Exercise prompt - Using the material that follows, identify and copy each line with the string "image".

Record extracts -
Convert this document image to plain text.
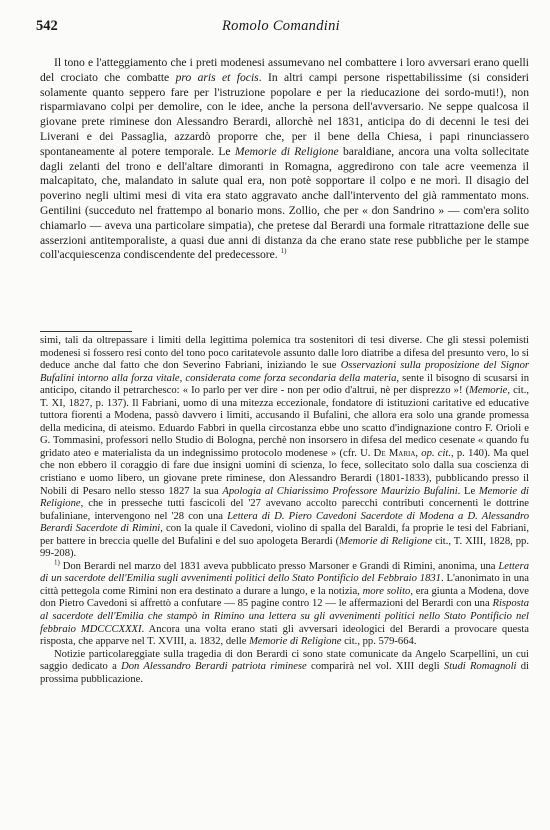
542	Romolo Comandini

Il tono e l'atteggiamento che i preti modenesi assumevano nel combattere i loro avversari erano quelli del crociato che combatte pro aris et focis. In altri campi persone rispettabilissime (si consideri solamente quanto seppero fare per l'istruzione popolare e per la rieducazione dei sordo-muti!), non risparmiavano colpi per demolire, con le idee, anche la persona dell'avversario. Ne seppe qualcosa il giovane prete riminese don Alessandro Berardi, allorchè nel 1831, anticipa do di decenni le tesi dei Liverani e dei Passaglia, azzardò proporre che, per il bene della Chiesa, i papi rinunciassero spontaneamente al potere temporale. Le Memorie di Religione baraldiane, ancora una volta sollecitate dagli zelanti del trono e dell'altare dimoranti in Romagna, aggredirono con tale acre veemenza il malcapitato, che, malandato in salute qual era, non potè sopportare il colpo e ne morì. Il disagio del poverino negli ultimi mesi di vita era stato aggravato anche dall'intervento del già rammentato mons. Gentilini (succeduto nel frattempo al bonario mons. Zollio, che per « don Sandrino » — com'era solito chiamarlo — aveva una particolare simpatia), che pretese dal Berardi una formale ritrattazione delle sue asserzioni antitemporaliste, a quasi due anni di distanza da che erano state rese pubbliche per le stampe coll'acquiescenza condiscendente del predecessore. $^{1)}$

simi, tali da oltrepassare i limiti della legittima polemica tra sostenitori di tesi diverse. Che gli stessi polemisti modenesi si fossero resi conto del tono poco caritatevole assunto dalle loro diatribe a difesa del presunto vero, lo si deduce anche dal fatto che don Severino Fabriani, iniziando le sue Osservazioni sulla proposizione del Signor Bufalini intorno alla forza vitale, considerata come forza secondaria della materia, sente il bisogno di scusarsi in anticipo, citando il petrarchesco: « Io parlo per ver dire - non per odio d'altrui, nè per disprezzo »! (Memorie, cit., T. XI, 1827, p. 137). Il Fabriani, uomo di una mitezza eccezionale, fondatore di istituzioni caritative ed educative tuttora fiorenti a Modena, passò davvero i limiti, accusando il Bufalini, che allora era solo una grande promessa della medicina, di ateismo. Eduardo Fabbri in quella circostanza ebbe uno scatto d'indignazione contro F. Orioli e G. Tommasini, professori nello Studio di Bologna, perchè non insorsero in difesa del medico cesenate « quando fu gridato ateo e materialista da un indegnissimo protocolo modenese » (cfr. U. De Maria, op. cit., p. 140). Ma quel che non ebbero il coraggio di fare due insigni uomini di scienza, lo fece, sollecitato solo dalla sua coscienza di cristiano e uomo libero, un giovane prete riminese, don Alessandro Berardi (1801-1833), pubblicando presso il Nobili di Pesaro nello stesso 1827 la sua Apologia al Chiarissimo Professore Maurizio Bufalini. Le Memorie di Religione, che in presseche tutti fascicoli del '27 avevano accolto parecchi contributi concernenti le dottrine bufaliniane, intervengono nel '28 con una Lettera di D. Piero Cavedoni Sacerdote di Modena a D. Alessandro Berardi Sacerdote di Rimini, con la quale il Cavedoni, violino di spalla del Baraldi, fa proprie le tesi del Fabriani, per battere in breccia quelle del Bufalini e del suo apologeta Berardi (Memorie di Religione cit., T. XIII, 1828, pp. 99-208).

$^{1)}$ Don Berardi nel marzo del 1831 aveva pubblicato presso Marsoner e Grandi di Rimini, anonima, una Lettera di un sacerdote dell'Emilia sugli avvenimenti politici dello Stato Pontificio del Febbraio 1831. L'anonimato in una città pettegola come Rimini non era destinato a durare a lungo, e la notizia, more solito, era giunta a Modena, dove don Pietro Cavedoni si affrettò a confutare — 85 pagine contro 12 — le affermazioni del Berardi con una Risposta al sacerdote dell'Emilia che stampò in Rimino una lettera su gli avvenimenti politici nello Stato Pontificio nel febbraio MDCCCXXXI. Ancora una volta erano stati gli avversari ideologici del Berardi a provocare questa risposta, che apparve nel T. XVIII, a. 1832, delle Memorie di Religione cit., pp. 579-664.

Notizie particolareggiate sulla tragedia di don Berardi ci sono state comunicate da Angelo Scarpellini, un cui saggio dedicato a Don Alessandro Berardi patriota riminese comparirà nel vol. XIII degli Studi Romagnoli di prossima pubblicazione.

---

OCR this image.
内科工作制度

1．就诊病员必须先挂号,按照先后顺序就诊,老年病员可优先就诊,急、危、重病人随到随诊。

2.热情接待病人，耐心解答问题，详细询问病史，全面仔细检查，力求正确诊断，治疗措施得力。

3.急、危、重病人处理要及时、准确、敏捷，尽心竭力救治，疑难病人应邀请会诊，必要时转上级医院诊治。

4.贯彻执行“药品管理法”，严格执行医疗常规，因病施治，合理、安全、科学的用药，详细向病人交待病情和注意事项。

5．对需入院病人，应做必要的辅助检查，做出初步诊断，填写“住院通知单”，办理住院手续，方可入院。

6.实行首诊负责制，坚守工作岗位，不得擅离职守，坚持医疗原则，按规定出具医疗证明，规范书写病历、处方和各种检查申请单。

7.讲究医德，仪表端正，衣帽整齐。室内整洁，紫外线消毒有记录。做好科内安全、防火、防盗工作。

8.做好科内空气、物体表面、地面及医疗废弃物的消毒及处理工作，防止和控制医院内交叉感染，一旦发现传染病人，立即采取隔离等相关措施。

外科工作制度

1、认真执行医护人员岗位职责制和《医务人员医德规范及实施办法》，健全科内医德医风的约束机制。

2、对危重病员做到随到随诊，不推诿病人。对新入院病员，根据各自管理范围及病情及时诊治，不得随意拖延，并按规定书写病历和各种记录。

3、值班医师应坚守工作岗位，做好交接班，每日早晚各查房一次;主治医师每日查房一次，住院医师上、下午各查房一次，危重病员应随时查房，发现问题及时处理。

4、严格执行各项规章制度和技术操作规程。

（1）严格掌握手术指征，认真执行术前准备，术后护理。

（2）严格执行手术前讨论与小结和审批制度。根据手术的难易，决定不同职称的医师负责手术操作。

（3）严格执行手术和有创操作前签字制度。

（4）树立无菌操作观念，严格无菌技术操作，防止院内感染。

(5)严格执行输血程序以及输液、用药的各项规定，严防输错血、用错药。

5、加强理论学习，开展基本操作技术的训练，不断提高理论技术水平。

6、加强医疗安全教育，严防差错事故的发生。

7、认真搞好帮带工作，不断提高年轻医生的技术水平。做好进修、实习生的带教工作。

The solution -
Convert this document image to plain text.
OCR this image.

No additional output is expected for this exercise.